[Source records]
# # # #

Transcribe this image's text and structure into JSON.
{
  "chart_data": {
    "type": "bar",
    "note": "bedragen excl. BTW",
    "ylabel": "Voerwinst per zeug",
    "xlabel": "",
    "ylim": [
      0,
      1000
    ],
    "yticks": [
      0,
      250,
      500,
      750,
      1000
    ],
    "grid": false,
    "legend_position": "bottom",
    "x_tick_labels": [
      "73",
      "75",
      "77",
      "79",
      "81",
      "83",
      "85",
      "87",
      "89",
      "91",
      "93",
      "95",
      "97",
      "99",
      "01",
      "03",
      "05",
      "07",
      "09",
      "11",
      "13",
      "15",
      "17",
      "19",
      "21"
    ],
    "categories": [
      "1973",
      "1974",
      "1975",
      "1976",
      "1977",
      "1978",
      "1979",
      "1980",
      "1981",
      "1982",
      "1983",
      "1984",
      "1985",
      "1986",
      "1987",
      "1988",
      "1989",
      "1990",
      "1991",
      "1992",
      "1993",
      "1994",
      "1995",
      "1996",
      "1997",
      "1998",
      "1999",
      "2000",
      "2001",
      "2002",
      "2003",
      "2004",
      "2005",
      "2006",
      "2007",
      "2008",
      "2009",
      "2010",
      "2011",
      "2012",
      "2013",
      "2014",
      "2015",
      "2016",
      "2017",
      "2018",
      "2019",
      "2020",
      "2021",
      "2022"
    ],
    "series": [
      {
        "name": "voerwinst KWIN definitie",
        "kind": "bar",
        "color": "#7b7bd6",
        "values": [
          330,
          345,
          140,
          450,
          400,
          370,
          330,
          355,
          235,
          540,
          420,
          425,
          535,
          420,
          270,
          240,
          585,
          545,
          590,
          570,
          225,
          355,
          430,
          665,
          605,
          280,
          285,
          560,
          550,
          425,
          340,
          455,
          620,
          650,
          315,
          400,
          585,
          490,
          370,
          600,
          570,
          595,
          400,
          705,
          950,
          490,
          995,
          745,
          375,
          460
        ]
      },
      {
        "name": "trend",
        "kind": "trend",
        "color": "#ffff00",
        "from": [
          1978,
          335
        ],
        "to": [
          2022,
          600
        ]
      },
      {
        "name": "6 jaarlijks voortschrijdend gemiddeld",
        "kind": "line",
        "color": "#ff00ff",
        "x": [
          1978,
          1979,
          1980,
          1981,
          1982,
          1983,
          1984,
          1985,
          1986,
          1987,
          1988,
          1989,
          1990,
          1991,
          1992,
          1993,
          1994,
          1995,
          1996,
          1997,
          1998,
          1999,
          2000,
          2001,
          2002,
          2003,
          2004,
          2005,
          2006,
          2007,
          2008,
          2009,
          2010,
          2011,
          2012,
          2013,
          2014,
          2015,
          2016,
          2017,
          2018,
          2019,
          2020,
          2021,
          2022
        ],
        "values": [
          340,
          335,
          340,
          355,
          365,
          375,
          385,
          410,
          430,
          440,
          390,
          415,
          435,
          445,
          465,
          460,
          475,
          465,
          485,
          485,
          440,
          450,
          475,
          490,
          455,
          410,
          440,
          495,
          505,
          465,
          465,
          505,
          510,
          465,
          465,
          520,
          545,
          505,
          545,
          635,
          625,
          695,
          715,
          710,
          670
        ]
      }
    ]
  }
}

# # # #

TASK DESCRIPTION: Return all of the entries word for word.

CORRECT ANSWER:
Transcribe this image's text and structure into JSON.
{
  "chart_data": {
    "type": "bar",
    "note": "bedragen excl. BTW",
    "ylabel": "Voerwinst per zeug",
    "xlabel": "",
    "ylim": [
      0,
      1000
    ],
    "yticks": [
      0,
      250,
      500,
      750,
      1000
    ],
    "grid": false,
    "legend_position": "bottom",
    "x_tick_labels": [
      "73",
      "75",
      "77",
      "79",
      "81",
      "83",
      "85",
      "87",
      "89",
      "91",
      "93",
      "95",
      "97",
      "99",
      "01",
      "03",
      "05",
      "07",
      "09",
      "11",
      "13",
      "15",
      "17",
      "19",
      "21"
    ],
    "categories": [
      "1973",
      "1974",
      "1975",
      "1976",
      "1977",
      "1978",
      "1979",
      "1980",
      "1981",
      "1982",
      "1983",
      "1984",
      "1985",
      "1986",
      "1987",
      "1988",
      "1989",
      "1990",
      "1991",
      "1992",
      "1993",
      "1994",
      "1995",
      "1996",
      "1997",
      "1998",
      "1999",
      "2000",
      "2001",
      "2002",
      "2003",
      "2004",
      "2005",
      "2006",
      "2007",
      "2008",
      "2009",
      "2010",
      "2011",
      "2012",
      "2013",
      "2014",
      "2015",
      "2016",
      "2017",
      "2018",
      "2019",
      "2020",
      "2021",
      "2022"
    ],
    "series": [
      {
        "name": "voerwinst KWIN definitie",
        "kind": "bar",
        "color": "#7b7bd6",
        "values": [
          330,
          345,
          140,
          450,
          400,
          370,
          330,
          355,
          235,
          540,
          420,
          425,
          535,
          420,
          270,
          240,
          585,
          545,
          590,
          570,
          225,
          355,
          430,
          665,
          605,
          280,
          285,
          560,
          550,
          425,
          340,
          455,
          620,
          650,
          315,
          400,
          585,
          490,
          370,
          600,
          570,
          595,
          400,
          705,
          950,
          490,
          995,
          745,
          375,
          460
        ]
      },
      {
        "name": "trend",
        "kind": "trend",
        "color": "#ffff00",
        "from": [
          1978,
          335
        ],
        "to": [
          2022,
          600
        ]
      },
      {
        "name": "6 jaarlijks voortschrijdend gemiddeld",
        "kind": "line",
        "color": "#ff00ff",
        "x": [
          1978,
          1979,
          1980,
          1981,
          1982,
          1983,
          1984,
          1985,
          1986,
          1987,
          1988,
          1989,
          1990,
          1991,
          1992,
          1993,
          1994,
          1995,
          1996,
          1997,
          1998,
          1999,
          2000,
          2001,
          2002,
          2003,
          2004,
          2005,
          2006,
          2007,
          2008,
          2009,
          2010,
          2011,
          2012,
          2013,
          2014,
          2015,
          2016,
          2017,
          2018,
          2019,
          2020,
          2021,
          2022
        ],
        "values": [
          340,
          335,
          340,
          355,
          365,
          375,
          385,
          410,
          430,
          440,
          390,
          415,
          435,
          445,
          465,
          460,
          475,
          465,
          485,
          485,
          440,
          450,
          475,
          490,
          455,
          410,
          440,
          495,
          505,
          465,
          465,
          505,
          510,
          465,
          465,
          520,
          545,
          505,
          545,
          635,
          625,
          695,
          715,
          710,
          670
        ]
      }
    ]
  }
}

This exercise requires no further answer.